▼

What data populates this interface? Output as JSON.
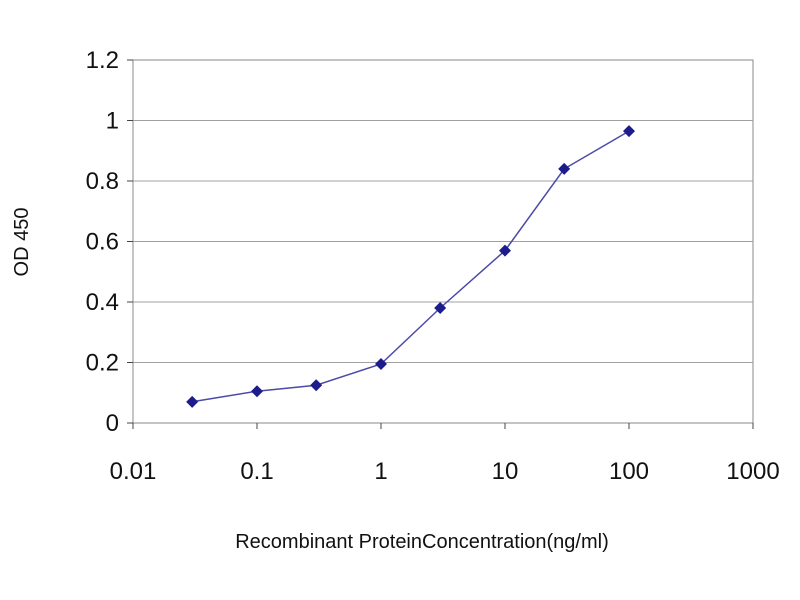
{
  "chart_data": {
    "type": "line",
    "xlabel": "Recombinant ProteinConcentration(ng/ml)",
    "ylabel": "OD 450",
    "x_scale": "log",
    "xlim": [
      0.01,
      1000
    ],
    "ylim": [
      0,
      1.2
    ],
    "x_ticks": [
      "0.01",
      "0.1",
      "1",
      "10",
      "100",
      "1000"
    ],
    "x_tick_values": [
      0.01,
      0.1,
      1,
      10,
      100,
      1000
    ],
    "y_ticks": [
      "0",
      "0.2",
      "0.4",
      "0.6",
      "0.8",
      "1",
      "1.2"
    ],
    "y_tick_values": [
      0,
      0.2,
      0.4,
      0.6,
      0.8,
      1,
      1.2
    ],
    "grid": "horizontal",
    "series": [
      {
        "color": "#1c1c8c",
        "x": [
          0.03,
          0.1,
          0.3,
          1,
          3,
          10,
          30,
          100
        ],
        "y": [
          0.07,
          0.105,
          0.125,
          0.195,
          0.38,
          0.57,
          0.84,
          0.965
        ]
      }
    ]
  }
}
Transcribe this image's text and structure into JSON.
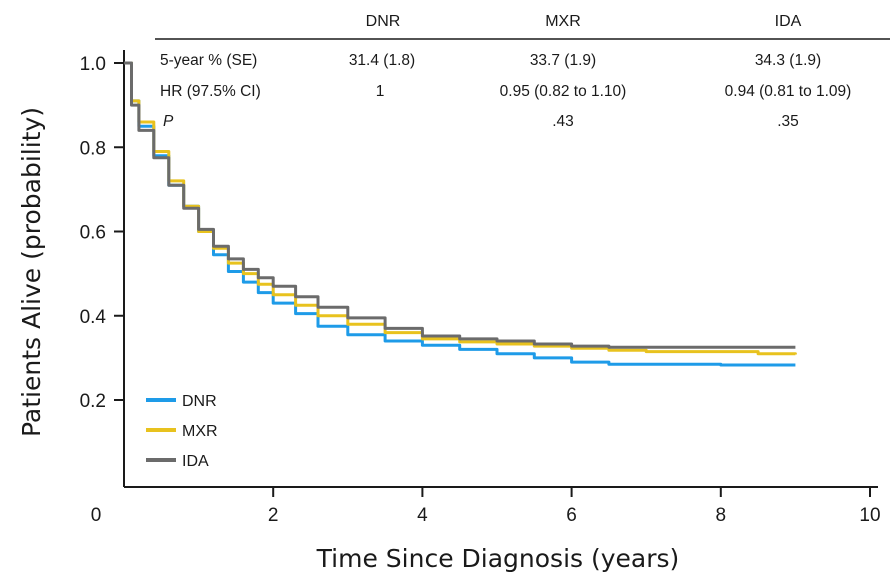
{
  "chart_data": {
    "type": "line",
    "xlabel": "Time Since Diagnosis (years)",
    "ylabel": "Patients Alive (probability)",
    "xlim": [
      0,
      10
    ],
    "ylim": [
      0.15,
      1.0
    ],
    "x_ticks": [
      0,
      2,
      4,
      6,
      8,
      10
    ],
    "y_ticks": [
      0.2,
      0.4,
      0.6,
      0.8,
      1.0
    ],
    "x_tick_labels": [
      "0",
      "2",
      "4",
      "6",
      "8",
      "10"
    ],
    "y_tick_labels": [
      "0.2",
      "0.4",
      "0.6",
      "0.8",
      "1.0"
    ],
    "grid": false,
    "legend_position": "bottom-left",
    "series": [
      {
        "name": "DNR",
        "color": "#1e9be8",
        "x": [
          0,
          0.1,
          0.2,
          0.4,
          0.6,
          0.8,
          1.0,
          1.2,
          1.4,
          1.6,
          1.8,
          2.0,
          2.3,
          2.6,
          3.0,
          3.5,
          4.0,
          4.5,
          5.0,
          5.5,
          6.0,
          6.5,
          7.0,
          8.0,
          9.0
        ],
        "y": [
          1.0,
          0.91,
          0.85,
          0.78,
          0.71,
          0.66,
          0.6,
          0.545,
          0.505,
          0.48,
          0.455,
          0.43,
          0.405,
          0.375,
          0.355,
          0.34,
          0.33,
          0.32,
          0.31,
          0.3,
          0.29,
          0.285,
          0.285,
          0.283,
          0.283
        ]
      },
      {
        "name": "MXR",
        "color": "#e8c21e",
        "x": [
          0,
          0.1,
          0.2,
          0.4,
          0.6,
          0.8,
          1.0,
          1.2,
          1.4,
          1.6,
          1.8,
          2.0,
          2.3,
          2.6,
          3.0,
          3.5,
          4.0,
          4.5,
          5.0,
          5.5,
          6.0,
          6.5,
          7.0,
          8.0,
          8.5,
          9.0
        ],
        "y": [
          1.0,
          0.91,
          0.86,
          0.79,
          0.72,
          0.66,
          0.6,
          0.56,
          0.525,
          0.5,
          0.475,
          0.45,
          0.425,
          0.4,
          0.38,
          0.36,
          0.345,
          0.338,
          0.333,
          0.328,
          0.323,
          0.318,
          0.315,
          0.315,
          0.31,
          0.308
        ]
      },
      {
        "name": "IDA",
        "color": "#6b6b6b",
        "x": [
          0,
          0.1,
          0.2,
          0.4,
          0.6,
          0.8,
          1.0,
          1.2,
          1.4,
          1.6,
          1.8,
          2.0,
          2.3,
          2.6,
          3.0,
          3.5,
          4.0,
          4.5,
          5.0,
          5.5,
          6.0,
          6.5,
          7.0,
          8.0,
          9.0
        ],
        "y": [
          1.0,
          0.9,
          0.84,
          0.775,
          0.71,
          0.655,
          0.605,
          0.565,
          0.535,
          0.51,
          0.49,
          0.47,
          0.445,
          0.42,
          0.395,
          0.37,
          0.352,
          0.345,
          0.34,
          0.333,
          0.328,
          0.325,
          0.325,
          0.325,
          0.325
        ]
      }
    ]
  },
  "summary_table": {
    "columns": [
      "DNR",
      "MXR",
      "IDA"
    ],
    "rows": [
      {
        "label": "5-year % (SE)",
        "values": [
          "31.4 (1.8)",
          "33.7 (1.9)",
          "34.3 (1.9)"
        ]
      },
      {
        "label": "HR (97.5% CI)",
        "values": [
          "1",
          "0.95 (0.82 to 1.10)",
          "0.94 (0.81 to 1.09)"
        ]
      },
      {
        "label": "P",
        "values": [
          "",
          ".43",
          ".35"
        ]
      }
    ]
  }
}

▲

§ What to produce
Pictures aside, return all of the material exactly as written.

§ Result of the task
What data populates this interface? Output as JSON.
{
  "chart_data": {
    "type": "line",
    "xlabel": "Recombinant ProteinConcentration(ng/ml)",
    "ylabel": "OD 450",
    "x_scale": "log",
    "xlim": [
      0.01,
      1000
    ],
    "ylim": [
      0,
      1.2
    ],
    "x_ticks": [
      "0.01",
      "0.1",
      "1",
      "10",
      "100",
      "1000"
    ],
    "x_tick_values": [
      0.01,
      0.1,
      1,
      10,
      100,
      1000
    ],
    "y_ticks": [
      "0",
      "0.2",
      "0.4",
      "0.6",
      "0.8",
      "1",
      "1.2"
    ],
    "y_tick_values": [
      0,
      0.2,
      0.4,
      0.6,
      0.8,
      1,
      1.2
    ],
    "grid": "horizontal",
    "series": [
      {
        "color": "#1c1c8c",
        "x": [
          0.03,
          0.1,
          0.3,
          1,
          3,
          10,
          30,
          100
        ],
        "y": [
          0.07,
          0.105,
          0.125,
          0.195,
          0.38,
          0.57,
          0.84,
          0.965
        ]
      }
    ]
  }
}
Transcribe this image's text and structure into JSON.
{
  "chart_data": {
    "type": "line",
    "xlabel": "Time Since Diagnosis (years)",
    "ylabel": "Patients Alive (probability)",
    "xlim": [
      0,
      10
    ],
    "ylim": [
      0.15,
      1.0
    ],
    "x_ticks": [
      0,
      2,
      4,
      6,
      8,
      10
    ],
    "y_ticks": [
      0.2,
      0.4,
      0.6,
      0.8,
      1.0
    ],
    "x_tick_labels": [
      "0",
      "2",
      "4",
      "6",
      "8",
      "10"
    ],
    "y_tick_labels": [
      "0.2",
      "0.4",
      "0.6",
      "0.8",
      "1.0"
    ],
    "grid": false,
    "legend_position": "bottom-left",
    "series": [
      {
        "name": "DNR",
        "color": "#1e9be8",
        "x": [
          0,
          0.1,
          0.2,
          0.4,
          0.6,
          0.8,
          1.0,
          1.2,
          1.4,
          1.6,
          1.8,
          2.0,
          2.3,
          2.6,
          3.0,
          3.5,
          4.0,
          4.5,
          5.0,
          5.5,
          6.0,
          6.5,
          7.0,
          8.0,
          9.0
        ],
        "y": [
          1.0,
          0.91,
          0.85,
          0.78,
          0.71,
          0.66,
          0.6,
          0.545,
          0.505,
          0.48,
          0.455,
          0.43,
          0.405,
          0.375,
          0.355,
          0.34,
          0.33,
          0.32,
          0.31,
          0.3,
          0.29,
          0.285,
          0.285,
          0.283,
          0.283
        ]
      },
      {
        "name": "MXR",
        "color": "#e8c21e",
        "x": [
          0,
          0.1,
          0.2,
          0.4,
          0.6,
          0.8,
          1.0,
          1.2,
          1.4,
          1.6,
          1.8,
          2.0,
          2.3,
          2.6,
          3.0,
          3.5,
          4.0,
          4.5,
          5.0,
          5.5,
          6.0,
          6.5,
          7.0,
          8.0,
          8.5,
          9.0
        ],
        "y": [
          1.0,
          0.91,
          0.86,
          0.79,
          0.72,
          0.66,
          0.6,
          0.56,
          0.525,
          0.5,
          0.475,
          0.45,
          0.425,
          0.4,
          0.38,
          0.36,
          0.345,
          0.338,
          0.333,
          0.328,
          0.323,
          0.318,
          0.315,
          0.315,
          0.31,
          0.308
        ]
      },
      {
        "name": "IDA",
        "color": "#6b6b6b",
        "x": [
          0,
          0.1,
          0.2,
          0.4,
          0.6,
          0.8,
          1.0,
          1.2,
          1.4,
          1.6,
          1.8,
          2.0,
          2.3,
          2.6,
          3.0,
          3.5,
          4.0,
          4.5,
          5.0,
          5.5,
          6.0,
          6.5,
          7.0,
          8.0,
          9.0
        ],
        "y": [
          1.0,
          0.9,
          0.84,
          0.775,
          0.71,
          0.655,
          0.605,
          0.565,
          0.535,
          0.51,
          0.49,
          0.47,
          0.445,
          0.42,
          0.395,
          0.37,
          0.352,
          0.345,
          0.34,
          0.333,
          0.328,
          0.325,
          0.325,
          0.325,
          0.325
        ]
      }
    ]
  },
  "summary_table": {
    "columns": [
      "DNR",
      "MXR",
      "IDA"
    ],
    "rows": [
      {
        "label": "5-year % (SE)",
        "values": [
          "31.4 (1.8)",
          "33.7 (1.9)",
          "34.3 (1.9)"
        ]
      },
      {
        "label": "HR (97.5% CI)",
        "values": [
          "1",
          "0.95 (0.82 to 1.10)",
          "0.94 (0.81 to 1.09)"
        ]
      },
      {
        "label": "P",
        "values": [
          "",
          ".43",
          ".35"
        ]
      }
    ]
  }
}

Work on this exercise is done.